(What needs to be done): Without skipping anything, write out each record below exactly.
-------- Rows --------
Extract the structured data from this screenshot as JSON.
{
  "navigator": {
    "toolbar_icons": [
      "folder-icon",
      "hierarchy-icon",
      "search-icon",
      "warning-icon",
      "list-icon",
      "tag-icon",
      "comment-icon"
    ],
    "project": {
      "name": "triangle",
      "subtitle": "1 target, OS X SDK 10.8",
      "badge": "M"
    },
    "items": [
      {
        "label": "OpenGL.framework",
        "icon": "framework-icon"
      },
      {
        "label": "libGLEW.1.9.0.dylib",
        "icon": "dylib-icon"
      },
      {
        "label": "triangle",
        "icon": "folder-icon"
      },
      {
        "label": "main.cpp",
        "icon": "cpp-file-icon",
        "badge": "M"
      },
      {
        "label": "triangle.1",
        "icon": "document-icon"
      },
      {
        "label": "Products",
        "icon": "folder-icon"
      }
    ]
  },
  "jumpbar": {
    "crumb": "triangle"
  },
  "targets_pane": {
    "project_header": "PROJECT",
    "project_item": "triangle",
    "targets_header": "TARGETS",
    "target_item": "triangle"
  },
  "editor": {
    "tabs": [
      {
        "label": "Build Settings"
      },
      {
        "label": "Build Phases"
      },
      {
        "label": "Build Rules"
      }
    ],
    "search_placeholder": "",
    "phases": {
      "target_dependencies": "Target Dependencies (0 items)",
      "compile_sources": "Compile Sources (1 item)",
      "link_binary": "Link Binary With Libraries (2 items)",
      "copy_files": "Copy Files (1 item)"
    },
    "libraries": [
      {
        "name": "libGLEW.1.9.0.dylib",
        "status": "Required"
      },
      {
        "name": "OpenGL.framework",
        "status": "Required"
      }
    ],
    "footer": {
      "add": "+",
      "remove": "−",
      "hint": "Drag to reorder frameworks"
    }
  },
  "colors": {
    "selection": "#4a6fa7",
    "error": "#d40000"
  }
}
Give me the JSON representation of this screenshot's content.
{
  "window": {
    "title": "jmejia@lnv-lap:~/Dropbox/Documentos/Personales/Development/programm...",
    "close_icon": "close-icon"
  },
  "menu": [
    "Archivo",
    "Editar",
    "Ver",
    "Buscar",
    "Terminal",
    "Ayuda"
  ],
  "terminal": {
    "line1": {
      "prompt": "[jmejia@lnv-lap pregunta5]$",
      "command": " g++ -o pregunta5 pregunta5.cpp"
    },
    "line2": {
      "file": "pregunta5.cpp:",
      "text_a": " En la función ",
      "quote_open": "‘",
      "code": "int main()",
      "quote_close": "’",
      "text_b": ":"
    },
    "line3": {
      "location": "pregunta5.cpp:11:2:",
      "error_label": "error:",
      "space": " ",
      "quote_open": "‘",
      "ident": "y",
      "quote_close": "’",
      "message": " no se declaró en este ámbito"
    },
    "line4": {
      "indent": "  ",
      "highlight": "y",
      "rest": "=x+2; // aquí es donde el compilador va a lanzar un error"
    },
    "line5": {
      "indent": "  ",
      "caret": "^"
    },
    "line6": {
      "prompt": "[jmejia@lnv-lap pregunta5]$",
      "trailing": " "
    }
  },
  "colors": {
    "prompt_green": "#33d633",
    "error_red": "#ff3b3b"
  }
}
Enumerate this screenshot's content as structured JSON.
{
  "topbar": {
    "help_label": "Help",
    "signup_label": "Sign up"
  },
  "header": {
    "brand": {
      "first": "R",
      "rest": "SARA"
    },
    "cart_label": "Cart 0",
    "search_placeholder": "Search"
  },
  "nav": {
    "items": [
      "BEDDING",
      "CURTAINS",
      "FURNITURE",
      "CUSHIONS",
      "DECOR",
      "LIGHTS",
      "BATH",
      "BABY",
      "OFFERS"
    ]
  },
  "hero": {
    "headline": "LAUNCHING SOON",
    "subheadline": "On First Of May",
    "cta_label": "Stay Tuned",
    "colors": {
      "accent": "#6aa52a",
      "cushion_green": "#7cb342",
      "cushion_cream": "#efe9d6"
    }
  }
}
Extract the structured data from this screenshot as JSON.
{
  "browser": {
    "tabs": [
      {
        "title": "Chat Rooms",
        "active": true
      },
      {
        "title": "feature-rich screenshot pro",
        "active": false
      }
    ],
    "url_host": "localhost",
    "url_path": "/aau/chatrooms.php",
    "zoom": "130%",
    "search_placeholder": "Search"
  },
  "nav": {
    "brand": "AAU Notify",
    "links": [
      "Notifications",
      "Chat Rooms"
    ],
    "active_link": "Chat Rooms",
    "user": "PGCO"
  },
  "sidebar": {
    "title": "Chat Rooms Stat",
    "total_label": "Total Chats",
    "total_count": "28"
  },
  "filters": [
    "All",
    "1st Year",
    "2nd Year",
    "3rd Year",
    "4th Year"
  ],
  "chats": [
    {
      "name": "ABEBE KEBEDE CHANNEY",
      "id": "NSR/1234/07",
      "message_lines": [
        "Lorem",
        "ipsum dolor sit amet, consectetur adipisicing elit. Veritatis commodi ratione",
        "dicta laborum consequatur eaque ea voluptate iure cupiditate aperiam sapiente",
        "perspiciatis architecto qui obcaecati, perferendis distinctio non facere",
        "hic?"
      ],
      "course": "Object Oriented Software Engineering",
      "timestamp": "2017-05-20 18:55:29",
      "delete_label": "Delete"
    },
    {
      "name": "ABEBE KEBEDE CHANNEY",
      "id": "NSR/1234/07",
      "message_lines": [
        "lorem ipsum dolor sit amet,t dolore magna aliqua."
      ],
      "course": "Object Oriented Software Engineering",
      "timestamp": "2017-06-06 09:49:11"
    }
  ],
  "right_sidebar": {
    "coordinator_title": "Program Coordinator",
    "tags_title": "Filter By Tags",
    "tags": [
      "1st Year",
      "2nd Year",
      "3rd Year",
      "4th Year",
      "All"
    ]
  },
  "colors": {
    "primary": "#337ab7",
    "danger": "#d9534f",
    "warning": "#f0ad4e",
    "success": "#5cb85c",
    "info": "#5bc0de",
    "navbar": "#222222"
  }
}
--------
(Answer):
Extract the structured data from this screenshot as JSON.
{
  "navigator": {
    "toolbar_icons": [
      "folder-icon",
      "hierarchy-icon",
      "search-icon",
      "warning-icon",
      "list-icon",
      "tag-icon",
      "comment-icon"
    ],
    "project": {
      "name": "triangle",
      "subtitle": "1 target, OS X SDK 10.8",
      "badge": "M"
    },
    "items": [
      {
        "label": "OpenGL.framework",
        "icon": "framework-icon"
      },
      {
        "label": "libGLEW.1.9.0.dylib",
        "icon": "dylib-icon"
      },
      {
        "label": "triangle",
        "icon": "folder-icon"
      },
      {
        "label": "main.cpp",
        "icon": "cpp-file-icon",
        "badge": "M"
      },
      {
        "label": "triangle.1",
        "icon": "document-icon"
      },
      {
        "label": "Products",
        "icon": "folder-icon"
      }
    ]
  },
  "jumpbar": {
    "crumb": "triangle"
  },
  "targets_pane": {
    "project_header": "PROJECT",
    "project_item": "triangle",
    "targets_header": "TARGETS",
    "target_item": "triangle"
  },
  "editor": {
    "tabs": [
      {
        "label": "Build Settings"
      },
      {
        "label": "Build Phases"
      },
      {
        "label": "Build Rules"
      }
    ],
    "search_placeholder": "",
    "phases": {
      "target_dependencies": "Target Dependencies (0 items)",
      "compile_sources": "Compile Sources (1 item)",
      "link_binary": "Link Binary With Libraries (2 items)",
      "copy_files": "Copy Files (1 item)"
    },
    "libraries": [
      {
        "name": "libGLEW.1.9.0.dylib",
        "status": "Required"
      },
      {
        "name": "OpenGL.framework",
        "status": "Required"
      }
    ],
    "footer": {
      "add": "+",
      "remove": "−",
      "hint": "Drag to reorder frameworks"
    }
  },
  "colors": {
    "selection": "#4a6fa7",
    "error": "#d40000"
  }
}
Give me the JSON representation of this screenshot's content.
{
  "window": {
    "title": "jmejia@lnv-lap:~/Dropbox/Documentos/Personales/Development/programm...",
    "close_icon": "close-icon"
  },
  "menu": [
    "Archivo",
    "Editar",
    "Ver",
    "Buscar",
    "Terminal",
    "Ayuda"
  ],
  "terminal": {
    "line1": {
      "prompt": "[jmejia@lnv-lap pregunta5]$",
      "command": " g++ -o pregunta5 pregunta5.cpp"
    },
    "line2": {
      "file": "pregunta5.cpp:",
      "text_a": " En la función ",
      "quote_open": "‘",
      "code": "int main()",
      "quote_close": "’",
      "text_b": ":"
    },
    "line3": {
      "location": "pregunta5.cpp:11:2:",
      "error_label": "error:",
      "space": " ",
      "quote_open": "‘",
      "ident": "y",
      "quote_close": "’",
      "message": " no se declaró en este ámbito"
    },
    "line4": {
      "indent": "  ",
      "highlight": "y",
      "rest": "=x+2; // aquí es donde el compilador va a lanzar un error"
    },
    "line5": {
      "indent": "  ",
      "caret": "^"
    },
    "line6": {
      "prompt": "[jmejia@lnv-lap pregunta5]$",
      "trailing": " "
    }
  },
  "colors": {
    "prompt_green": "#33d633",
    "error_red": "#ff3b3b"
  }
}
Enumerate this screenshot's content as structured JSON.
{
  "topbar": {
    "help_label": "Help",
    "signup_label": "Sign up"
  },
  "header": {
    "brand": {
      "first": "R",
      "rest": "SARA"
    },
    "cart_label": "Cart 0",
    "search_placeholder": "Search"
  },
  "nav": {
    "items": [
      "BEDDING",
      "CURTAINS",
      "FURNITURE",
      "CUSHIONS",
      "DECOR",
      "LIGHTS",
      "BATH",
      "BABY",
      "OFFERS"
    ]
  },
  "hero": {
    "headline": "LAUNCHING SOON",
    "subheadline": "On First Of May",
    "cta_label": "Stay Tuned",
    "colors": {
      "accent": "#6aa52a",
      "cushion_green": "#7cb342",
      "cushion_cream": "#efe9d6"
    }
  }
}
Extract the structured data from this screenshot as JSON.
{
  "browser": {
    "tabs": [
      {
        "title": "Chat Rooms",
        "active": true
      },
      {
        "title": "feature-rich screenshot pro",
        "active": false
      }
    ],
    "url_host": "localhost",
    "url_path": "/aau/chatrooms.php",
    "zoom": "130%",
    "search_placeholder": "Search"
  },
  "nav": {
    "brand": "AAU Notify",
    "links": [
      "Notifications",
      "Chat Rooms"
    ],
    "active_link": "Chat Rooms",
    "user": "PGCO"
  },
  "sidebar": {
    "title": "Chat Rooms Stat",
    "total_label": "Total Chats",
    "total_count": "28"
  },
  "filters": [
    "All",
    "1st Year",
    "2nd Year",
    "3rd Year",
    "4th Year"
  ],
  "chats": [
    {
      "name": "ABEBE KEBEDE CHANNEY",
      "id": "NSR/1234/07",
      "message_lines": [
        "Lorem",
        "ipsum dolor sit amet, consectetur adipisicing elit. Veritatis commodi ratione",
        "dicta laborum consequatur eaque ea voluptate iure cupiditate aperiam sapiente",
        "perspiciatis architecto qui obcaecati, perferendis distinctio non facere",
        "hic?"
      ],
      "course": "Object Oriented Software Engineering",
      "timestamp": "2017-05-20 18:55:29",
      "delete_label": "Delete"
    },
    {
      "name": "ABEBE KEBEDE CHANNEY",
      "id": "NSR/1234/07",
      "message_lines": [
        "lorem ipsum dolor sit amet,t dolore magna aliqua."
      ],
      "course": "Object Oriented Software Engineering",
      "timestamp": "2017-06-06 09:49:11"
    }
  ],
  "right_sidebar": {
    "coordinator_title": "Program Coordinator",
    "tags_title": "Filter By Tags",
    "tags": [
      "1st Year",
      "2nd Year",
      "3rd Year",
      "4th Year",
      "All"
    ]
  },
  "colors": {
    "primary": "#337ab7",
    "danger": "#d9534f",
    "warning": "#f0ad4e",
    "success": "#5cb85c",
    "info": "#5bc0de",
    "navbar": "#222222"
  }
}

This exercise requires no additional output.